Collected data
◆ ◆ ◆ ◆
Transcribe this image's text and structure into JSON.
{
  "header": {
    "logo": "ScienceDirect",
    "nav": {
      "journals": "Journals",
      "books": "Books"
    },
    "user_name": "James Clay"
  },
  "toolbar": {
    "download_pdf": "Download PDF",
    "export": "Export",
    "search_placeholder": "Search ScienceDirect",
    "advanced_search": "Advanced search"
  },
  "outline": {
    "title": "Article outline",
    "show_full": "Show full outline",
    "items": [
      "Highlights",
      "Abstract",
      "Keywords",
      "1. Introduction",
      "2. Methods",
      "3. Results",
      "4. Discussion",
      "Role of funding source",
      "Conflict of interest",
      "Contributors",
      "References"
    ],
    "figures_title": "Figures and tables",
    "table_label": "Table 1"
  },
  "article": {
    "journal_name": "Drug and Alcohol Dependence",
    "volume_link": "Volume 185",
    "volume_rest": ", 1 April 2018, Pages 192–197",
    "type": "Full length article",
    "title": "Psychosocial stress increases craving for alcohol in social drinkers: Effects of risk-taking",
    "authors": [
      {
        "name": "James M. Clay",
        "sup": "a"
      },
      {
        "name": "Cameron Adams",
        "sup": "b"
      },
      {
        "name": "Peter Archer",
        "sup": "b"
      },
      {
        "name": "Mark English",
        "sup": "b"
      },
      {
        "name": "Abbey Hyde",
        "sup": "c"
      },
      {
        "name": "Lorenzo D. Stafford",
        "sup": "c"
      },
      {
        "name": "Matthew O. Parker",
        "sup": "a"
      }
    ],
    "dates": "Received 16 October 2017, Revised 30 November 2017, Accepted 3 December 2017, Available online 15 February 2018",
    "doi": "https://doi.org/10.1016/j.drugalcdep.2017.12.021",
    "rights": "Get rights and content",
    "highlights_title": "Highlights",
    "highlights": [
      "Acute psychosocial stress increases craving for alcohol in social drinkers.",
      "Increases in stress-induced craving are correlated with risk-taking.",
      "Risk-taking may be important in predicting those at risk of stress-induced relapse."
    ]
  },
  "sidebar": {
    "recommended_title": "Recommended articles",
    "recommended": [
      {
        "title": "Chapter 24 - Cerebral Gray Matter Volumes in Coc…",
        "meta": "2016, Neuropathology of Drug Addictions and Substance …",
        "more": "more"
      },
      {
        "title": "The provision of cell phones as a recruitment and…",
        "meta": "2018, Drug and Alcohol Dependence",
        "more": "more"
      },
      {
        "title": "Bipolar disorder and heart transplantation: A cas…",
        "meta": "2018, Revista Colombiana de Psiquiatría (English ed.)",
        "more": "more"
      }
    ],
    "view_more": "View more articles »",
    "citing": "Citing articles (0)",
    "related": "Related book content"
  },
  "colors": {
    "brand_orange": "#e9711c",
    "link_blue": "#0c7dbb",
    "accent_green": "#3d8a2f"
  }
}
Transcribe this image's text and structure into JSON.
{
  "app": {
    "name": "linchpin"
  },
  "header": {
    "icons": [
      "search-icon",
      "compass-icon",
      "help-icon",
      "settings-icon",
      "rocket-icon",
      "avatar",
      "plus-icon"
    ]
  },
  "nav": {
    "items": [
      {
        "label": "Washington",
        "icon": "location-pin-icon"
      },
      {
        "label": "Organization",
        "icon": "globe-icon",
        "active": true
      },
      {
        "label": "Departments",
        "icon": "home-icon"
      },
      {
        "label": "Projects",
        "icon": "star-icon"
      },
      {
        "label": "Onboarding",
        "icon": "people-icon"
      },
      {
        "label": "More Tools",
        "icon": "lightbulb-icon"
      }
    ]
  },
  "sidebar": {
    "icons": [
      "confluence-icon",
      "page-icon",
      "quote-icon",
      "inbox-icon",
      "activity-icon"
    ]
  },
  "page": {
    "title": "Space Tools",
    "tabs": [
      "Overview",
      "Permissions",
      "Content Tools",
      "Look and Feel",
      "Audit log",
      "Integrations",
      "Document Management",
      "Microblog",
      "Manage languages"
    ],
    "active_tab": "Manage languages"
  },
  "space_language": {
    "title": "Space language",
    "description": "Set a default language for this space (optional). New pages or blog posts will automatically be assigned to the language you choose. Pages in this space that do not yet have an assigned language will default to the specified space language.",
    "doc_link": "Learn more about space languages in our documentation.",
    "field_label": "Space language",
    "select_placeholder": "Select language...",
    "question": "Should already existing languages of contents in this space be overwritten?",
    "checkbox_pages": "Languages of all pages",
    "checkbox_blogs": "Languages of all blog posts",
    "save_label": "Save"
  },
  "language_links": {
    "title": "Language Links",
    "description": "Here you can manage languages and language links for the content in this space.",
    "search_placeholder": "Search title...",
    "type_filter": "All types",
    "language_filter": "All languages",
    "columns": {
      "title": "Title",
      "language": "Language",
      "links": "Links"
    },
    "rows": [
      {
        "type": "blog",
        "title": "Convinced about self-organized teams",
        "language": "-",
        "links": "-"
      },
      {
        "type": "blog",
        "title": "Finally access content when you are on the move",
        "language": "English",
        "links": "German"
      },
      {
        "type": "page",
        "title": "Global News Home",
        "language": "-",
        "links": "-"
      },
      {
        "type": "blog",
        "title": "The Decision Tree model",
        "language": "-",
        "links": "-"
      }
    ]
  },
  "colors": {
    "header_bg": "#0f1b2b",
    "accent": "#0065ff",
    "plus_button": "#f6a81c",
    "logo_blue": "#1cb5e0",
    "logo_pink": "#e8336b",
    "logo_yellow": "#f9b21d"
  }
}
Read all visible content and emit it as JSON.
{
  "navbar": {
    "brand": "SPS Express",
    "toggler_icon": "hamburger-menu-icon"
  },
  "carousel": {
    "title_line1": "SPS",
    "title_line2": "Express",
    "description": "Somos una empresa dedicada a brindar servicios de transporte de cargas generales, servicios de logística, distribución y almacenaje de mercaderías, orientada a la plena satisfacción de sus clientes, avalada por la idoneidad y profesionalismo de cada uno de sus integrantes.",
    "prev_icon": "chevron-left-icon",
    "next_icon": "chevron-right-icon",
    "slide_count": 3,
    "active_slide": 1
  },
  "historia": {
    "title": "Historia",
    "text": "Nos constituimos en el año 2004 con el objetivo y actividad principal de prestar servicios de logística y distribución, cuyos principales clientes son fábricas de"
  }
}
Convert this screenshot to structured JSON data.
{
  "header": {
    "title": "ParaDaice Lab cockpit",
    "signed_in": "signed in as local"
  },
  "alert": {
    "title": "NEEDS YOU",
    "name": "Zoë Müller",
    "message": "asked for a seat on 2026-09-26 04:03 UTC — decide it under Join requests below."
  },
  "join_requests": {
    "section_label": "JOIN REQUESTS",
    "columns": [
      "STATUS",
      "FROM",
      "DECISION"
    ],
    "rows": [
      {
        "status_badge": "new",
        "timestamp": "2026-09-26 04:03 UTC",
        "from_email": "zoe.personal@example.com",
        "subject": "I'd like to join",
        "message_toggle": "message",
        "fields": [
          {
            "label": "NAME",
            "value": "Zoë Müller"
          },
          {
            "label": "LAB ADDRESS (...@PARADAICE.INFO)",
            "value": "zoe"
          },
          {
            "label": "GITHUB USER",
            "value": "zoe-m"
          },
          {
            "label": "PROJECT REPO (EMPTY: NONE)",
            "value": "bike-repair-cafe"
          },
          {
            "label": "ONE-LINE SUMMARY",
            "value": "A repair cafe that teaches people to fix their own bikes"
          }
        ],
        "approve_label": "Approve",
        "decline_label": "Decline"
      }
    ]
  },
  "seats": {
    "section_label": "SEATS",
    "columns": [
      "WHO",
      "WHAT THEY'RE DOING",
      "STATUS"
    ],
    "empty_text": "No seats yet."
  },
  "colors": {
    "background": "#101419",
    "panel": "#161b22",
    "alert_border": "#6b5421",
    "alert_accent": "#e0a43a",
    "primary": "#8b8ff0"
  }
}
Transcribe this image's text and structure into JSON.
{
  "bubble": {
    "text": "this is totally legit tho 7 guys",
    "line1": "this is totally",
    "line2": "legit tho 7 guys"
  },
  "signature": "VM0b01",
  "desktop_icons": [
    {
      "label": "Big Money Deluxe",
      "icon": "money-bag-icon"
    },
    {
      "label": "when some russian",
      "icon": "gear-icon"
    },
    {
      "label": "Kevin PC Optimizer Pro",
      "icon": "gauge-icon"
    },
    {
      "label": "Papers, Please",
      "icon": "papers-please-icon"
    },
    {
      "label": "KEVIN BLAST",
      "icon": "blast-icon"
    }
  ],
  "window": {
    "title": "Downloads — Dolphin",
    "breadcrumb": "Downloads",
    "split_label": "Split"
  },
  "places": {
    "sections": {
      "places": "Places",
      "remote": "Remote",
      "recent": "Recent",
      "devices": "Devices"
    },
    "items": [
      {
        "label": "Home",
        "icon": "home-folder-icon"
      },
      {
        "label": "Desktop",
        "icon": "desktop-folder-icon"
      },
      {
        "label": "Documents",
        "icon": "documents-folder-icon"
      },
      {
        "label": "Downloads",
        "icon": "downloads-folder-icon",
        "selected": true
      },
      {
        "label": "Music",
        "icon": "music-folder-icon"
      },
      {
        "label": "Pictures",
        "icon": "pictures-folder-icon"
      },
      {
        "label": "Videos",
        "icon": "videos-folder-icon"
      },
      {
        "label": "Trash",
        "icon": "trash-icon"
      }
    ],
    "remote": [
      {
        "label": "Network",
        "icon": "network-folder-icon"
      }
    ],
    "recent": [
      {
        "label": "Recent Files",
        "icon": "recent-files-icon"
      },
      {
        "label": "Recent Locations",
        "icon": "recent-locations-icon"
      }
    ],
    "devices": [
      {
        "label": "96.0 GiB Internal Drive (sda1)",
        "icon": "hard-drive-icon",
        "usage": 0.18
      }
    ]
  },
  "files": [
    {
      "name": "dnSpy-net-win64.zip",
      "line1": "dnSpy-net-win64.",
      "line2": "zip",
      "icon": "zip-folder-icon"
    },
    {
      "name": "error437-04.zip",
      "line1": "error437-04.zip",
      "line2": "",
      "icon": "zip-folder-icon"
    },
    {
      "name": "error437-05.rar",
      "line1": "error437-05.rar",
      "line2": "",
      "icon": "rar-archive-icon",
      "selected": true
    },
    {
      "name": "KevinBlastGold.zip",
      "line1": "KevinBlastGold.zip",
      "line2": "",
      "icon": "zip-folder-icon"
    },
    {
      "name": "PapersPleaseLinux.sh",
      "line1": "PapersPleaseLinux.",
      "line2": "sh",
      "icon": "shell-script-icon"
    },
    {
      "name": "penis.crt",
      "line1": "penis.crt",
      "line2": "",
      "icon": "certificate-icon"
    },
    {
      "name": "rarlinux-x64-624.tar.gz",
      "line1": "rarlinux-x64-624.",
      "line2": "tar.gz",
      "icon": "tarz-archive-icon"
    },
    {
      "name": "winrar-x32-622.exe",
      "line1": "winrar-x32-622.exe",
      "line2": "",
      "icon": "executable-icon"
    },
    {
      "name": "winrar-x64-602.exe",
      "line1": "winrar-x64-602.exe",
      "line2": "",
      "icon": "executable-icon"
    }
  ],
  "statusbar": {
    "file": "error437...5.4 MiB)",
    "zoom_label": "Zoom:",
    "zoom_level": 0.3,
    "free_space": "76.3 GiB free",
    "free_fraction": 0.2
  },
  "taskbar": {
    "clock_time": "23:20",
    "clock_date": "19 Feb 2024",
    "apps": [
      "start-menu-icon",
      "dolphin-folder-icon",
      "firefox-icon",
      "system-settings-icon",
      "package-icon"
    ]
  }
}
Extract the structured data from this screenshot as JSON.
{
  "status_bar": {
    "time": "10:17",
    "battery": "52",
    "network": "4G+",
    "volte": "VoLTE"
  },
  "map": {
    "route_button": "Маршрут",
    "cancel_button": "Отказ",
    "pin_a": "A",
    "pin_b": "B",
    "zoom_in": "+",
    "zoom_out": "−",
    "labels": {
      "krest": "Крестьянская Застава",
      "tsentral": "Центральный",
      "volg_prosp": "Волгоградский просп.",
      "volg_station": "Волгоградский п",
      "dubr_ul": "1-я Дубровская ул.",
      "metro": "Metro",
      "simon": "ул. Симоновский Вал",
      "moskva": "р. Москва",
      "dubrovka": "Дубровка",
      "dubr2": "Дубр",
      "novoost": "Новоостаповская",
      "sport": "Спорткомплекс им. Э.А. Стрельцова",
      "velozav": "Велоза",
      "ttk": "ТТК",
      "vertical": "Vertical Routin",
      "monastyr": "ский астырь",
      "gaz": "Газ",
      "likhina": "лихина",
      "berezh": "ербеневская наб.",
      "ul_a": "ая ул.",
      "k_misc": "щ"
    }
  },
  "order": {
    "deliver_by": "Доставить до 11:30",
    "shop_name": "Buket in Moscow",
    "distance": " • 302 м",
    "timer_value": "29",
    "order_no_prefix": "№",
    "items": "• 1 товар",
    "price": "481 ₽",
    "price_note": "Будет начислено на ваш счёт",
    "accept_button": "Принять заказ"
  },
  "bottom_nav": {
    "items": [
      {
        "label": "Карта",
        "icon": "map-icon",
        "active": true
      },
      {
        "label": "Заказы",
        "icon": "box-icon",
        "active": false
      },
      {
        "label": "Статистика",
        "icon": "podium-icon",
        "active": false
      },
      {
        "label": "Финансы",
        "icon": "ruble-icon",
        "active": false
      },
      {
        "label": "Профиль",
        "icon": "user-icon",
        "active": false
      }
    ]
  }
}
◆ ◆ ◆ ◆
* _Task description_:
Filter the listing for the word "message" and copy every line that holds it.

* _Task response_:
    "message": "asked for a seat on 2026-09-26 04:03 UTC — decide it under Join requests below."
        "message_toggle": "message",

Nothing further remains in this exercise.